> MATERIAL FOR THIS EXERCISE
• • • •
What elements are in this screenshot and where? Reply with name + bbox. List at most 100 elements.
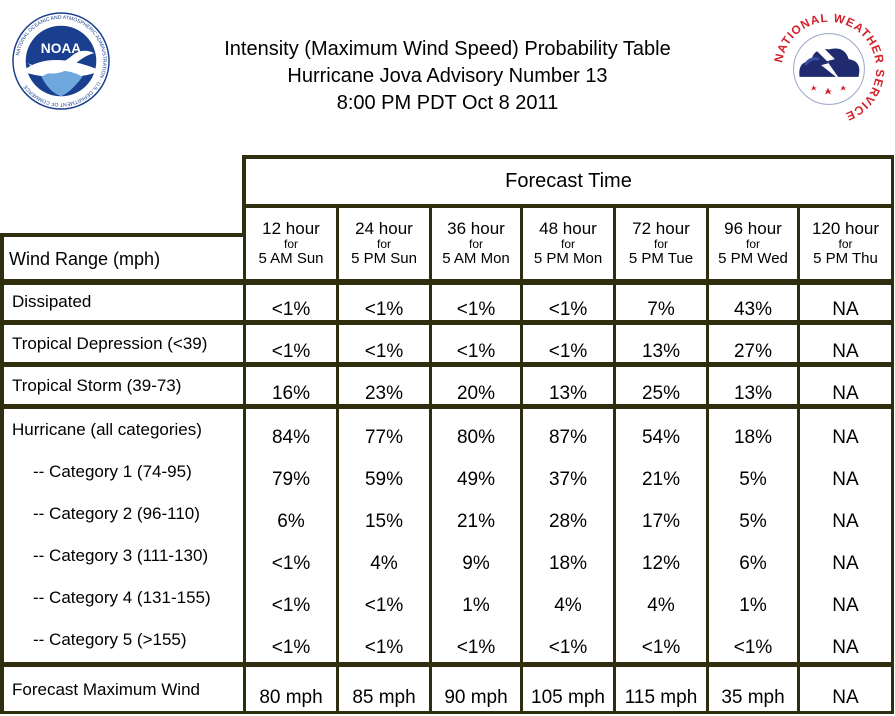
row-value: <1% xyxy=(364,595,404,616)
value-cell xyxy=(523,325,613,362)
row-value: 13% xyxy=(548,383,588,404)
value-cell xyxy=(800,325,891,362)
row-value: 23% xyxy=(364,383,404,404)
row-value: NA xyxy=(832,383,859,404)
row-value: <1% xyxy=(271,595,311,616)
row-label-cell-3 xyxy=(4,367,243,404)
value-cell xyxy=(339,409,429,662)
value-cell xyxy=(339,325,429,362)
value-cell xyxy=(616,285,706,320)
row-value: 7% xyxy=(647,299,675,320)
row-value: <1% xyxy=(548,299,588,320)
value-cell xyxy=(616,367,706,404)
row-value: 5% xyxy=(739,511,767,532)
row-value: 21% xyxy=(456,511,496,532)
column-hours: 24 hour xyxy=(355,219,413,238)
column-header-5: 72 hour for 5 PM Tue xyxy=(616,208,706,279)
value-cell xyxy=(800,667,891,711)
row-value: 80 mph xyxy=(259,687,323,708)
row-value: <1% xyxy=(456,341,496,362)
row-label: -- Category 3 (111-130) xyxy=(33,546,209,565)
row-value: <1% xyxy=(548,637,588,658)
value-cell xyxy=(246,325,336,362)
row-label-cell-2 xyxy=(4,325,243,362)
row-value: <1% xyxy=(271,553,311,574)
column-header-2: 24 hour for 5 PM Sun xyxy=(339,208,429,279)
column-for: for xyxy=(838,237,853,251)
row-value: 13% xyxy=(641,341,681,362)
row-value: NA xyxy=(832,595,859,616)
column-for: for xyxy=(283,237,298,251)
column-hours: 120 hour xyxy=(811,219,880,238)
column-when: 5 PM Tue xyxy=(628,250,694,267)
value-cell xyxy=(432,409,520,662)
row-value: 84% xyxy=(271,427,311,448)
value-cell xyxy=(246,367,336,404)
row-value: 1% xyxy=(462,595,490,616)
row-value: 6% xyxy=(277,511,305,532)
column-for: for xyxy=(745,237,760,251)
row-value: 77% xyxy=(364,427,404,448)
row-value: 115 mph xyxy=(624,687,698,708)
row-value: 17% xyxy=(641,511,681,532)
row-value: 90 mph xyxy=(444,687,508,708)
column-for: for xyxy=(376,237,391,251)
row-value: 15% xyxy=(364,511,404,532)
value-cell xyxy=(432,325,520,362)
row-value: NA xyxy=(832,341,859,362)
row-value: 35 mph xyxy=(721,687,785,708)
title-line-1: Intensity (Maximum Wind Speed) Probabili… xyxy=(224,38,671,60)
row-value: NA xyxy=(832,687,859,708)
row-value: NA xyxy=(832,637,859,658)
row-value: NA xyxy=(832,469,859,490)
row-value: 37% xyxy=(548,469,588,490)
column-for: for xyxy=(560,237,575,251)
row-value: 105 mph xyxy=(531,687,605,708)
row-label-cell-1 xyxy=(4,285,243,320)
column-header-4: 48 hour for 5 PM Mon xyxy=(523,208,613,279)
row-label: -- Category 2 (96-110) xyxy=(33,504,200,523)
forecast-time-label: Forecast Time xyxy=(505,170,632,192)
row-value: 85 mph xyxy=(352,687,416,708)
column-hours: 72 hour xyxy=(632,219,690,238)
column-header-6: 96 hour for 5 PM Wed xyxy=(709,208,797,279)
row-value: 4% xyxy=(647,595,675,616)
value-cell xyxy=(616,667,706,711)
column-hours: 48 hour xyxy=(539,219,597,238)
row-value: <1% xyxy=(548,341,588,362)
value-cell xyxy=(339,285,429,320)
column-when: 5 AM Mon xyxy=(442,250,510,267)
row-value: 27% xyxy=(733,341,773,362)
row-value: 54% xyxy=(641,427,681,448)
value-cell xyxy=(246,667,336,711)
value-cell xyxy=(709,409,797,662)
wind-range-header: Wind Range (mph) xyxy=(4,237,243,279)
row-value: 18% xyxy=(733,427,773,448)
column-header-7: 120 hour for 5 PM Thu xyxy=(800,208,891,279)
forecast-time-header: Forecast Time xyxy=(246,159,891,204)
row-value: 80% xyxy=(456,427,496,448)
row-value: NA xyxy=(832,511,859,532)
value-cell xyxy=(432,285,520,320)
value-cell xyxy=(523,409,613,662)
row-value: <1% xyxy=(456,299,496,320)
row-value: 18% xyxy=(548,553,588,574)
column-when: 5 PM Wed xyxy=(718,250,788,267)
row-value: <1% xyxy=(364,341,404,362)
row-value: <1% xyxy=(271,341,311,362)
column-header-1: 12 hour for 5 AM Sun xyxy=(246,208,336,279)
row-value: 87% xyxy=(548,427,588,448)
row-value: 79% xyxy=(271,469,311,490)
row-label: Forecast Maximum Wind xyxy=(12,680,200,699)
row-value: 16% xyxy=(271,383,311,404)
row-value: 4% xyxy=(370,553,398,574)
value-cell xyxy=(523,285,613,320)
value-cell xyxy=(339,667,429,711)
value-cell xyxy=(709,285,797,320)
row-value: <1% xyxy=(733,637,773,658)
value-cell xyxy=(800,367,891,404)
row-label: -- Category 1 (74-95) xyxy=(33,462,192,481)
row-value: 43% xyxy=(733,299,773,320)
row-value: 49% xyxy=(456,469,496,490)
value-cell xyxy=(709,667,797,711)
• • • •
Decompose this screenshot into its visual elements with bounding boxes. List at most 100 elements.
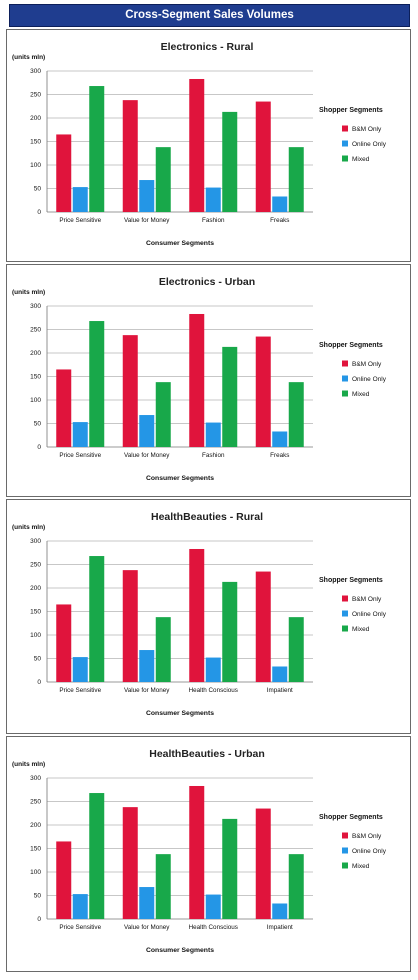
• • • •
> YOUR OBJECTIVE
Repeat the lines of the records word for word, starting with the line containing "What elements are" and ending with the line containing "row-label: -- Category 3", both included. Leave the picture out.

> SOLVED EXERCISE
What elements are in this screenshot and where? Reply with name + bbox. List at most 100 elements.
row-value: <1% xyxy=(364,595,404,616)
value-cell xyxy=(523,325,613,362)
row-value: 13% xyxy=(548,383,588,404)
value-cell xyxy=(800,325,891,362)
row-value: 23% xyxy=(364,383,404,404)
row-value: NA xyxy=(832,383,859,404)
row-value: <1% xyxy=(271,595,311,616)
row-label-cell-3 xyxy=(4,367,243,404)
value-cell xyxy=(339,409,429,662)
value-cell xyxy=(339,325,429,362)
value-cell xyxy=(616,285,706,320)
row-value: 7% xyxy=(647,299,675,320)
row-value: <1% xyxy=(548,299,588,320)
value-cell xyxy=(616,367,706,404)
row-value: 5% xyxy=(739,511,767,532)
row-value: 21% xyxy=(456,511,496,532)
column-hours: 24 hour xyxy=(355,219,413,238)
column-header-5: 72 hour for 5 PM Tue xyxy=(616,208,706,279)
value-cell xyxy=(800,667,891,711)
row-value: 80 mph xyxy=(259,687,323,708)
row-value: <1% xyxy=(456,341,496,362)
row-label: -- Category 3 (111-130) xyxy=(33,546,209,565)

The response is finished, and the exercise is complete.